■ **TASK OBJECTIVE**: Would you repeat the listing exactly but omit every picture?

■ **SUPPLIED ENTRIES**:
_ _ _ _ _
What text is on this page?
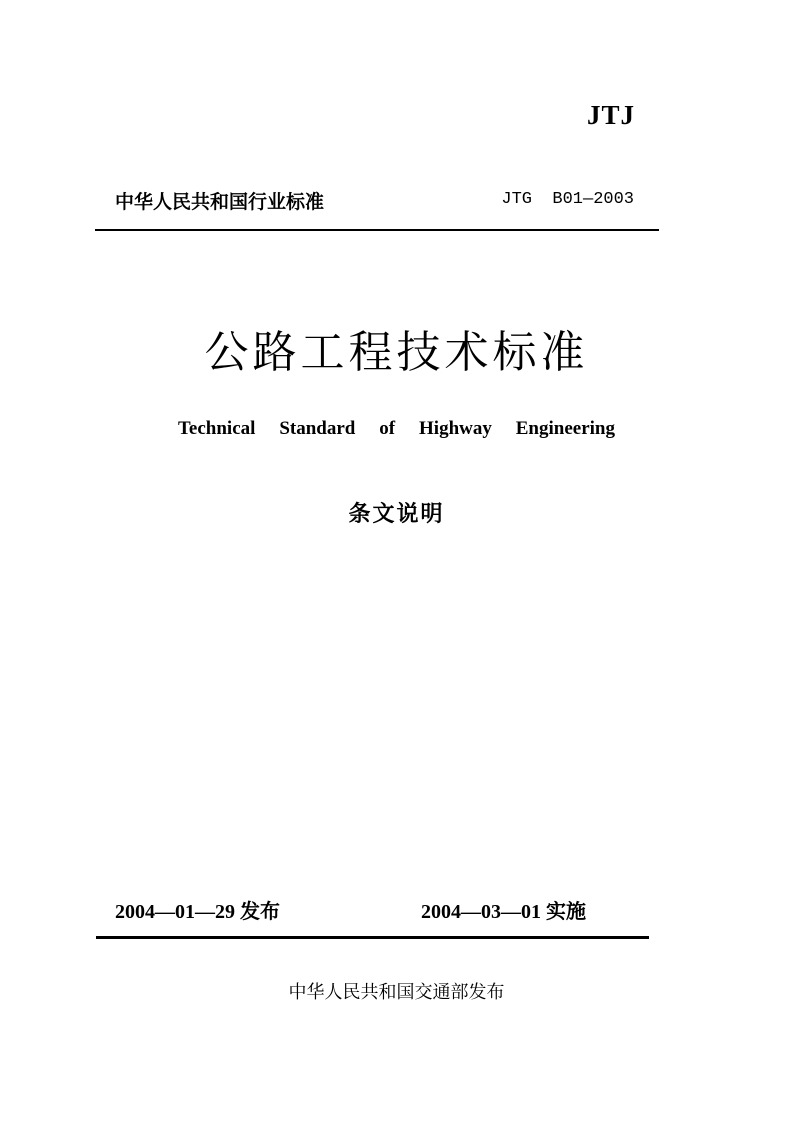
JTJ
中华人民共和国行业标准	JTG  B01—2003
公路工程技术标准
Technical Standard of Highway Engineering
条文说明
2004—01—29 发布	2004—03—01 实施
中华人民共和国交通部发布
_ _ _ _ _
■ **FINAL RESULT**:
What text is on this page?
JTJ
中华人民共和国行业标准	JTG  B01—2003
公路工程技术标准
Technical Standard of Highway Engineering
条文说明
2004—01—29 发布	2004—03—01 实施
中华人民共和国交通部发布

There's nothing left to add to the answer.